▶ [WHAT YOU ARE ASKED TO DO]: Repeat every line below exactly, word for word.

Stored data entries
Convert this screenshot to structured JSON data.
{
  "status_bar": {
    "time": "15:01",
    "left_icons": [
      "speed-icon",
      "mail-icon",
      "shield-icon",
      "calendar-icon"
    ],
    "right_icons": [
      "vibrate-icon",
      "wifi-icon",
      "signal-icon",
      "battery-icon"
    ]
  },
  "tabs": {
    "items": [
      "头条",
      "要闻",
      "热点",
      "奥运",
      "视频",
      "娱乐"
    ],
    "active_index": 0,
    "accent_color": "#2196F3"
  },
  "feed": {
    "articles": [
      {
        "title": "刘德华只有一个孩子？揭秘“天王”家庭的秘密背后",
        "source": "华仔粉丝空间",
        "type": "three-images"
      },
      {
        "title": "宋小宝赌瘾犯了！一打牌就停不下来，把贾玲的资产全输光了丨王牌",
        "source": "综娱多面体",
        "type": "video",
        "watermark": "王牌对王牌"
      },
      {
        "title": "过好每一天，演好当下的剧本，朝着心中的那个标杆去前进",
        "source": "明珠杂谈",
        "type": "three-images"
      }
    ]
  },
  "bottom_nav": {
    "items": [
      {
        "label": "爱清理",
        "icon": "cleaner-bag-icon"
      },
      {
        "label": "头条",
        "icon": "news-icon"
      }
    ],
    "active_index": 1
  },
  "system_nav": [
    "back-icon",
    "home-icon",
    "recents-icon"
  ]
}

▶ [RESPONSE]:
Convert this screenshot to structured JSON data.
{
  "status_bar": {
    "time": "15:01",
    "left_icons": [
      "speed-icon",
      "mail-icon",
      "shield-icon",
      "calendar-icon"
    ],
    "right_icons": [
      "vibrate-icon",
      "wifi-icon",
      "signal-icon",
      "battery-icon"
    ]
  },
  "tabs": {
    "items": [
      "头条",
      "要闻",
      "热点",
      "奥运",
      "视频",
      "娱乐"
    ],
    "active_index": 0,
    "accent_color": "#2196F3"
  },
  "feed": {
    "articles": [
      {
        "title": "刘德华只有一个孩子？揭秘“天王”家庭的秘密背后",
        "source": "华仔粉丝空间",
        "type": "three-images"
      },
      {
        "title": "宋小宝赌瘾犯了！一打牌就停不下来，把贾玲的资产全输光了丨王牌",
        "source": "综娱多面体",
        "type": "video",
        "watermark": "王牌对王牌"
      },
      {
        "title": "过好每一天，演好当下的剧本，朝着心中的那个标杆去前进",
        "source": "明珠杂谈",
        "type": "three-images"
      }
    ]
  },
  "bottom_nav": {
    "items": [
      {
        "label": "爱清理",
        "icon": "cleaner-bag-icon"
      },
      {
        "label": "头条",
        "icon": "news-icon"
      }
    ],
    "active_index": 1
  },
  "system_nav": [
    "back-icon",
    "home-icon",
    "recents-icon"
  ]
}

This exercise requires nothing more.